-- Start INFORMATION GIVEN --

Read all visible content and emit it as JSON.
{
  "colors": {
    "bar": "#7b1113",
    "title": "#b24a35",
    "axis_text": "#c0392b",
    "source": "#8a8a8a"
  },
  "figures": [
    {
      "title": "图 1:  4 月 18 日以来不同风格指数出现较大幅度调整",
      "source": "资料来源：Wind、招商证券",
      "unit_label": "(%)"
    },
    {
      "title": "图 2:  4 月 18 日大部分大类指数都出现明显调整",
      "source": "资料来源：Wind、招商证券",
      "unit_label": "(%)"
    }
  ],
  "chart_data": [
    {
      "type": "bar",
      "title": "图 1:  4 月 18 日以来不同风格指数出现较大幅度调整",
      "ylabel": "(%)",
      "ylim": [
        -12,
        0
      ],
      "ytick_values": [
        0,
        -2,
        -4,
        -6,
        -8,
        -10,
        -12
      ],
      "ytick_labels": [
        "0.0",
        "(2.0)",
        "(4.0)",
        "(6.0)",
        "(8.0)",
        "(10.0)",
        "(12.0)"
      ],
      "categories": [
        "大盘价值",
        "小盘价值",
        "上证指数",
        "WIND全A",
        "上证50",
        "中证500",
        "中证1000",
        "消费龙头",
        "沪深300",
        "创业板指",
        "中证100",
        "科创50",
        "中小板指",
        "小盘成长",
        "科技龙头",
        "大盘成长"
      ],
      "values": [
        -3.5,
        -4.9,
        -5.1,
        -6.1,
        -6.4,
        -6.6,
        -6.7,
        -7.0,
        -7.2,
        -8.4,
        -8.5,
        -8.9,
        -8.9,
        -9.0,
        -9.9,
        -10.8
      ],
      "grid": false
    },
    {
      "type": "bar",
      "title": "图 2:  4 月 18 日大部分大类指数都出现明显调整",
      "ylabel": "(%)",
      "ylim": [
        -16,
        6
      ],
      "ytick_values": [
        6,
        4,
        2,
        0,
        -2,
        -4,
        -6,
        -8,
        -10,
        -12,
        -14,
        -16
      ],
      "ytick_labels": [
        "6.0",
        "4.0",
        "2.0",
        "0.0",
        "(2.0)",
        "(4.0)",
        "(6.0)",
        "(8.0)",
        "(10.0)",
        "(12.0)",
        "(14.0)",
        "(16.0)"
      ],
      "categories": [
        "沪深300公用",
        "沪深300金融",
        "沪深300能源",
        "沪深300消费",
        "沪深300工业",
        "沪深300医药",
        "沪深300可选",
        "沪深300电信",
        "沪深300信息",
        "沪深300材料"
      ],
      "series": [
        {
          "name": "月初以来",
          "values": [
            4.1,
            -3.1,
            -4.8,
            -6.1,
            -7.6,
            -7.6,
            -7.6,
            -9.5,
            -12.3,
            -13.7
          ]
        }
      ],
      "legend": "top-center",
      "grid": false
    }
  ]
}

-- End INFORMATION GIVEN --

> **WORK TO BE COMPLETED**
Repeat the data precisely, reproducing every entry.

> **EXPECTED OUTPUT**
Read all visible content and emit it as JSON.
{
  "colors": {
    "bar": "#7b1113",
    "title": "#b24a35",
    "axis_text": "#c0392b",
    "source": "#8a8a8a"
  },
  "figures": [
    {
      "title": "图 1:  4 月 18 日以来不同风格指数出现较大幅度调整",
      "source": "资料来源：Wind、招商证券",
      "unit_label": "(%)"
    },
    {
      "title": "图 2:  4 月 18 日大部分大类指数都出现明显调整",
      "source": "资料来源：Wind、招商证券",
      "unit_label": "(%)"
    }
  ],
  "chart_data": [
    {
      "type": "bar",
      "title": "图 1:  4 月 18 日以来不同风格指数出现较大幅度调整",
      "ylabel": "(%)",
      "ylim": [
        -12,
        0
      ],
      "ytick_values": [
        0,
        -2,
        -4,
        -6,
        -8,
        -10,
        -12
      ],
      "ytick_labels": [
        "0.0",
        "(2.0)",
        "(4.0)",
        "(6.0)",
        "(8.0)",
        "(10.0)",
        "(12.0)"
      ],
      "categories": [
        "大盘价值",
        "小盘价值",
        "上证指数",
        "WIND全A",
        "上证50",
        "中证500",
        "中证1000",
        "消费龙头",
        "沪深300",
        "创业板指",
        "中证100",
        "科创50",
        "中小板指",
        "小盘成长",
        "科技龙头",
        "大盘成长"
      ],
      "values": [
        -3.5,
        -4.9,
        -5.1,
        -6.1,
        -6.4,
        -6.6,
        -6.7,
        -7.0,
        -7.2,
        -8.4,
        -8.5,
        -8.9,
        -8.9,
        -9.0,
        -9.9,
        -10.8
      ],
      "grid": false
    },
    {
      "type": "bar",
      "title": "图 2:  4 月 18 日大部分大类指数都出现明显调整",
      "ylabel": "(%)",
      "ylim": [
        -16,
        6
      ],
      "ytick_values": [
        6,
        4,
        2,
        0,
        -2,
        -4,
        -6,
        -8,
        -10,
        -12,
        -14,
        -16
      ],
      "ytick_labels": [
        "6.0",
        "4.0",
        "2.0",
        "0.0",
        "(2.0)",
        "(4.0)",
        "(6.0)",
        "(8.0)",
        "(10.0)",
        "(12.0)",
        "(14.0)",
        "(16.0)"
      ],
      "categories": [
        "沪深300公用",
        "沪深300金融",
        "沪深300能源",
        "沪深300消费",
        "沪深300工业",
        "沪深300医药",
        "沪深300可选",
        "沪深300电信",
        "沪深300信息",
        "沪深300材料"
      ],
      "series": [
        {
          "name": "月初以来",
          "values": [
            4.1,
            -3.1,
            -4.8,
            -6.1,
            -7.6,
            -7.6,
            -7.6,
            -9.5,
            -12.3,
            -13.7
          ]
        }
      ],
      "legend": "top-center",
      "grid": false
    }
  ]
}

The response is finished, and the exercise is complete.